■ Dataset rows about figures:
━━━━━━━━━━

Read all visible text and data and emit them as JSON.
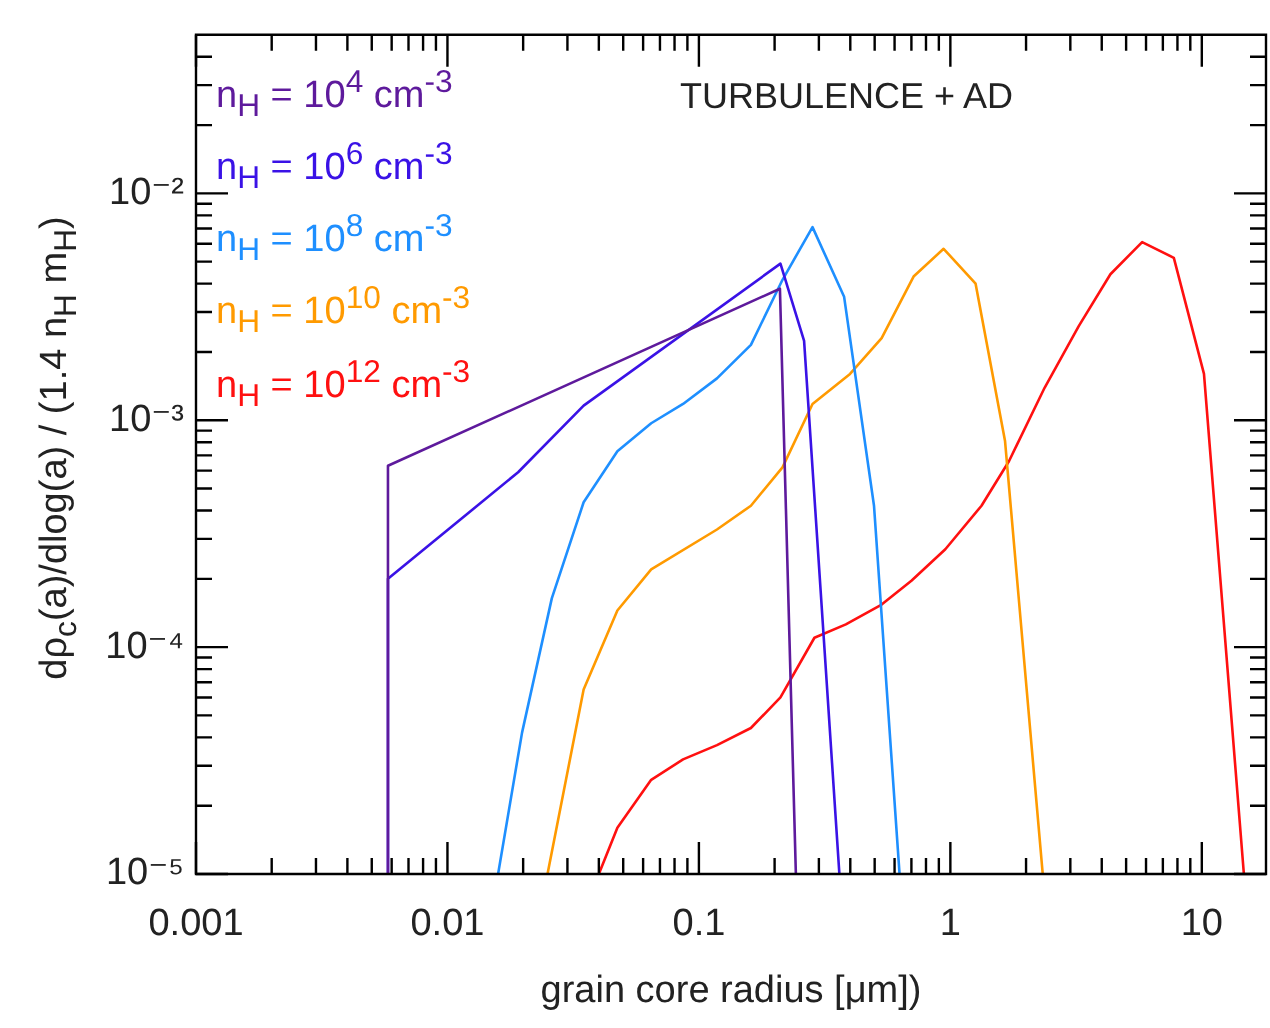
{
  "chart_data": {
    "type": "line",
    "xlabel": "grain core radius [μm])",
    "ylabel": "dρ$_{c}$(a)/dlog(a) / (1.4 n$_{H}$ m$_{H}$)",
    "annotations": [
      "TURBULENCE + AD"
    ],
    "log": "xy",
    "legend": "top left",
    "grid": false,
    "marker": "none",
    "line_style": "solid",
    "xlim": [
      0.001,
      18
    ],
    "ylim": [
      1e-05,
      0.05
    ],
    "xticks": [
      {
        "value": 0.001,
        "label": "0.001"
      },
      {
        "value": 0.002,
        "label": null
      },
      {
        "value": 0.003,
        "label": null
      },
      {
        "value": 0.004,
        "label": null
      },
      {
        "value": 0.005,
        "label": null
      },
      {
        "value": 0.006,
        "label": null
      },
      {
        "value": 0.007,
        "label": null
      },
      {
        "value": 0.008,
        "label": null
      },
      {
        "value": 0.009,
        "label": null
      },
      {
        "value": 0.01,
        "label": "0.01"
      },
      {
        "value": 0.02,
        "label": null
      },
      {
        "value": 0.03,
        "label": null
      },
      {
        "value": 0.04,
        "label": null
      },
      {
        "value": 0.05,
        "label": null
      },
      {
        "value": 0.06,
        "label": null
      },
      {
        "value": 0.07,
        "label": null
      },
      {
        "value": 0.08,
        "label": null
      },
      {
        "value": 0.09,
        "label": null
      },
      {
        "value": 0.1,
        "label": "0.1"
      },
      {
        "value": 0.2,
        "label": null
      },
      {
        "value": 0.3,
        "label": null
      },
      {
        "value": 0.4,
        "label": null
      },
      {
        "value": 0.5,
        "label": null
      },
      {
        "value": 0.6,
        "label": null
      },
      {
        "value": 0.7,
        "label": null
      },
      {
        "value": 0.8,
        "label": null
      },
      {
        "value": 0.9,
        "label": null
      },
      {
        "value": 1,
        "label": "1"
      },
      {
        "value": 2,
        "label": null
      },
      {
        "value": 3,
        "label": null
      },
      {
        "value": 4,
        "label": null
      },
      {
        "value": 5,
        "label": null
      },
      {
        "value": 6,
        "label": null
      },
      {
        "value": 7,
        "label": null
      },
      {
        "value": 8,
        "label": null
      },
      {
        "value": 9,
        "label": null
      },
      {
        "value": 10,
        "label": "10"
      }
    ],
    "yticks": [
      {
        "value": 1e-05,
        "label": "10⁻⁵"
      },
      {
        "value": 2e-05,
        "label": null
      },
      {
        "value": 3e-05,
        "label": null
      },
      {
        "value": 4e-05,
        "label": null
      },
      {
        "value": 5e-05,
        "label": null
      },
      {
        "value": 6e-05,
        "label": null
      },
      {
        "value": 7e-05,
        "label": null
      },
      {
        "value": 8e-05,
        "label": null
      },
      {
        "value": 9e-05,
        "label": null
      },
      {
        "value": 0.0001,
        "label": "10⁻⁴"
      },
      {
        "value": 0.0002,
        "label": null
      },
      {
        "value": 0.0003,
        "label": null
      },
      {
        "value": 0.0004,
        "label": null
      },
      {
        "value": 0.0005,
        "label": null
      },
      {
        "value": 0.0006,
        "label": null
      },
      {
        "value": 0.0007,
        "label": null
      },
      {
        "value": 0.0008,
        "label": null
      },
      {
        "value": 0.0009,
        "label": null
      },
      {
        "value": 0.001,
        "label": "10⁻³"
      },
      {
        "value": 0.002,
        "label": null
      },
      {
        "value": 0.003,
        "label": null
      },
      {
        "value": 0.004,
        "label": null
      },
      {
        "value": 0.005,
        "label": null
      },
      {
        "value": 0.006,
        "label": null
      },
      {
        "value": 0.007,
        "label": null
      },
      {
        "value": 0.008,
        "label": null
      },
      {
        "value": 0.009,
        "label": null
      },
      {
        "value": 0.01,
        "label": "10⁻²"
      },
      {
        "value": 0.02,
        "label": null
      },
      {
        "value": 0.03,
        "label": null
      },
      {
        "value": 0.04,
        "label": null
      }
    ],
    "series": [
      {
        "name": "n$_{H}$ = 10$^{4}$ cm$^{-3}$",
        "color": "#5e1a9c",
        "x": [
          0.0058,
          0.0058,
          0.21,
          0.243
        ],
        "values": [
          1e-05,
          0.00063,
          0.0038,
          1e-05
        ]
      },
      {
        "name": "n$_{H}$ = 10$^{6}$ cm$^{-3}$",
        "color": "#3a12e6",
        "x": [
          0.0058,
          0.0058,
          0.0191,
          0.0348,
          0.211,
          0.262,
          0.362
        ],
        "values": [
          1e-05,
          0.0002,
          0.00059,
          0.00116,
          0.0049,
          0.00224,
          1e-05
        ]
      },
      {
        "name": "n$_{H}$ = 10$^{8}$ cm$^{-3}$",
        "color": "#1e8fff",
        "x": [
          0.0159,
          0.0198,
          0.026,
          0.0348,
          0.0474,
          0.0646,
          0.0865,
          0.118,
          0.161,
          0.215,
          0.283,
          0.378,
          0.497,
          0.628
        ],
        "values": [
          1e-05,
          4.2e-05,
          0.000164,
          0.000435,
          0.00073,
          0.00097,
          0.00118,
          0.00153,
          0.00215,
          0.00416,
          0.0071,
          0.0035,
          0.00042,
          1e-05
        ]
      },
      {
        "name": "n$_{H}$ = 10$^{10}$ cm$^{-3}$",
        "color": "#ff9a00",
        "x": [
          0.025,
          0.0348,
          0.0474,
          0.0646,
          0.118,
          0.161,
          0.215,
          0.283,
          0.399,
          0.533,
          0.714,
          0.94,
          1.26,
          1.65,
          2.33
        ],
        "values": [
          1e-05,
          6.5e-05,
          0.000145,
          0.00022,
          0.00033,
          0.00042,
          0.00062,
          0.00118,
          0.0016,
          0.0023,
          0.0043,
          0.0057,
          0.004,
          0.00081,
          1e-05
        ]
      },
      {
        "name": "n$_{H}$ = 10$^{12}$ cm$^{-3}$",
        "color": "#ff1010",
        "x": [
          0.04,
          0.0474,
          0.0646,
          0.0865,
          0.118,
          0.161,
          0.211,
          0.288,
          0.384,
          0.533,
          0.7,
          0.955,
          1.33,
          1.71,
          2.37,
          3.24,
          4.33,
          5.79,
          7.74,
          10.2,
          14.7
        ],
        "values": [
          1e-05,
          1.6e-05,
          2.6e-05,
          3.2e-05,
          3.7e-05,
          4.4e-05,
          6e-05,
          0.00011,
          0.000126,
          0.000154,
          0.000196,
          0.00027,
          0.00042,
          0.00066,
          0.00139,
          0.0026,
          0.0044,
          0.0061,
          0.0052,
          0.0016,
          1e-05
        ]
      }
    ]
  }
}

━━━━━━━━━━

■ Description of the task: Leave out the pictures and print every line of the data exactly.

■ Correct result:
Read all visible text and data and emit them as JSON.
{
  "chart_data": {
    "type": "line",
    "xlabel": "grain core radius [μm])",
    "ylabel": "dρ$_{c}$(a)/dlog(a) / (1.4 n$_{H}$ m$_{H}$)",
    "annotations": [
      "TURBULENCE + AD"
    ],
    "log": "xy",
    "legend": "top left",
    "grid": false,
    "marker": "none",
    "line_style": "solid",
    "xlim": [
      0.001,
      18
    ],
    "ylim": [
      1e-05,
      0.05
    ],
    "xticks": [
      {
        "value": 0.001,
        "label": "0.001"
      },
      {
        "value": 0.002,
        "label": null
      },
      {
        "value": 0.003,
        "label": null
      },
      {
        "value": 0.004,
        "label": null
      },
      {
        "value": 0.005,
        "label": null
      },
      {
        "value": 0.006,
        "label": null
      },
      {
        "value": 0.007,
        "label": null
      },
      {
        "value": 0.008,
        "label": null
      },
      {
        "value": 0.009,
        "label": null
      },
      {
        "value": 0.01,
        "label": "0.01"
      },
      {
        "value": 0.02,
        "label": null
      },
      {
        "value": 0.03,
        "label": null
      },
      {
        "value": 0.04,
        "label": null
      },
      {
        "value": 0.05,
        "label": null
      },
      {
        "value": 0.06,
        "label": null
      },
      {
        "value": 0.07,
        "label": null
      },
      {
        "value": 0.08,
        "label": null
      },
      {
        "value": 0.09,
        "label": null
      },
      {
        "value": 0.1,
        "label": "0.1"
      },
      {
        "value": 0.2,
        "label": null
      },
      {
        "value": 0.3,
        "label": null
      },
      {
        "value": 0.4,
        "label": null
      },
      {
        "value": 0.5,
        "label": null
      },
      {
        "value": 0.6,
        "label": null
      },
      {
        "value": 0.7,
        "label": null
      },
      {
        "value": 0.8,
        "label": null
      },
      {
        "value": 0.9,
        "label": null
      },
      {
        "value": 1,
        "label": "1"
      },
      {
        "value": 2,
        "label": null
      },
      {
        "value": 3,
        "label": null
      },
      {
        "value": 4,
        "label": null
      },
      {
        "value": 5,
        "label": null
      },
      {
        "value": 6,
        "label": null
      },
      {
        "value": 7,
        "label": null
      },
      {
        "value": 8,
        "label": null
      },
      {
        "value": 9,
        "label": null
      },
      {
        "value": 10,
        "label": "10"
      }
    ],
    "yticks": [
      {
        "value": 1e-05,
        "label": "10⁻⁵"
      },
      {
        "value": 2e-05,
        "label": null
      },
      {
        "value": 3e-05,
        "label": null
      },
      {
        "value": 4e-05,
        "label": null
      },
      {
        "value": 5e-05,
        "label": null
      },
      {
        "value": 6e-05,
        "label": null
      },
      {
        "value": 7e-05,
        "label": null
      },
      {
        "value": 8e-05,
        "label": null
      },
      {
        "value": 9e-05,
        "label": null
      },
      {
        "value": 0.0001,
        "label": "10⁻⁴"
      },
      {
        "value": 0.0002,
        "label": null
      },
      {
        "value": 0.0003,
        "label": null
      },
      {
        "value": 0.0004,
        "label": null
      },
      {
        "value": 0.0005,
        "label": null
      },
      {
        "value": 0.0006,
        "label": null
      },
      {
        "value": 0.0007,
        "label": null
      },
      {
        "value": 0.0008,
        "label": null
      },
      {
        "value": 0.0009,
        "label": null
      },
      {
        "value": 0.001,
        "label": "10⁻³"
      },
      {
        "value": 0.002,
        "label": null
      },
      {
        "value": 0.003,
        "label": null
      },
      {
        "value": 0.004,
        "label": null
      },
      {
        "value": 0.005,
        "label": null
      },
      {
        "value": 0.006,
        "label": null
      },
      {
        "value": 0.007,
        "label": null
      },
      {
        "value": 0.008,
        "label": null
      },
      {
        "value": 0.009,
        "label": null
      },
      {
        "value": 0.01,
        "label": "10⁻²"
      },
      {
        "value": 0.02,
        "label": null
      },
      {
        "value": 0.03,
        "label": null
      },
      {
        "value": 0.04,
        "label": null
      }
    ],
    "series": [
      {
        "name": "n$_{H}$ = 10$^{4}$ cm$^{-3}$",
        "color": "#5e1a9c",
        "x": [
          0.0058,
          0.0058,
          0.21,
          0.243
        ],
        "values": [
          1e-05,
          0.00063,
          0.0038,
          1e-05
        ]
      },
      {
        "name": "n$_{H}$ = 10$^{6}$ cm$^{-3}$",
        "color": "#3a12e6",
        "x": [
          0.0058,
          0.0058,
          0.0191,
          0.0348,
          0.211,
          0.262,
          0.362
        ],
        "values": [
          1e-05,
          0.0002,
          0.00059,
          0.00116,
          0.0049,
          0.00224,
          1e-05
        ]
      },
      {
        "name": "n$_{H}$ = 10$^{8}$ cm$^{-3}$",
        "color": "#1e8fff",
        "x": [
          0.0159,
          0.0198,
          0.026,
          0.0348,
          0.0474,
          0.0646,
          0.0865,
          0.118,
          0.161,
          0.215,
          0.283,
          0.378,
          0.497,
          0.628
        ],
        "values": [
          1e-05,
          4.2e-05,
          0.000164,
          0.000435,
          0.00073,
          0.00097,
          0.00118,
          0.00153,
          0.00215,
          0.00416,
          0.0071,
          0.0035,
          0.00042,
          1e-05
        ]
      },
      {
        "name": "n$_{H}$ = 10$^{10}$ cm$^{-3}$",
        "color": "#ff9a00",
        "x": [
          0.025,
          0.0348,
          0.0474,
          0.0646,
          0.118,
          0.161,
          0.215,
          0.283,
          0.399,
          0.533,
          0.714,
          0.94,
          1.26,
          1.65,
          2.33
        ],
        "values": [
          1e-05,
          6.5e-05,
          0.000145,
          0.00022,
          0.00033,
          0.00042,
          0.00062,
          0.00118,
          0.0016,
          0.0023,
          0.0043,
          0.0057,
          0.004,
          0.00081,
          1e-05
        ]
      },
      {
        "name": "n$_{H}$ = 10$^{12}$ cm$^{-3}$",
        "color": "#ff1010",
        "x": [
          0.04,
          0.0474,
          0.0646,
          0.0865,
          0.118,
          0.161,
          0.211,
          0.288,
          0.384,
          0.533,
          0.7,
          0.955,
          1.33,
          1.71,
          2.37,
          3.24,
          4.33,
          5.79,
          7.74,
          10.2,
          14.7
        ],
        "values": [
          1e-05,
          1.6e-05,
          2.6e-05,
          3.2e-05,
          3.7e-05,
          4.4e-05,
          6e-05,
          0.00011,
          0.000126,
          0.000154,
          0.000196,
          0.00027,
          0.00042,
          0.00066,
          0.00139,
          0.0026,
          0.0044,
          0.0061,
          0.0052,
          0.0016,
          1e-05
        ]
      }
    ]
  }
}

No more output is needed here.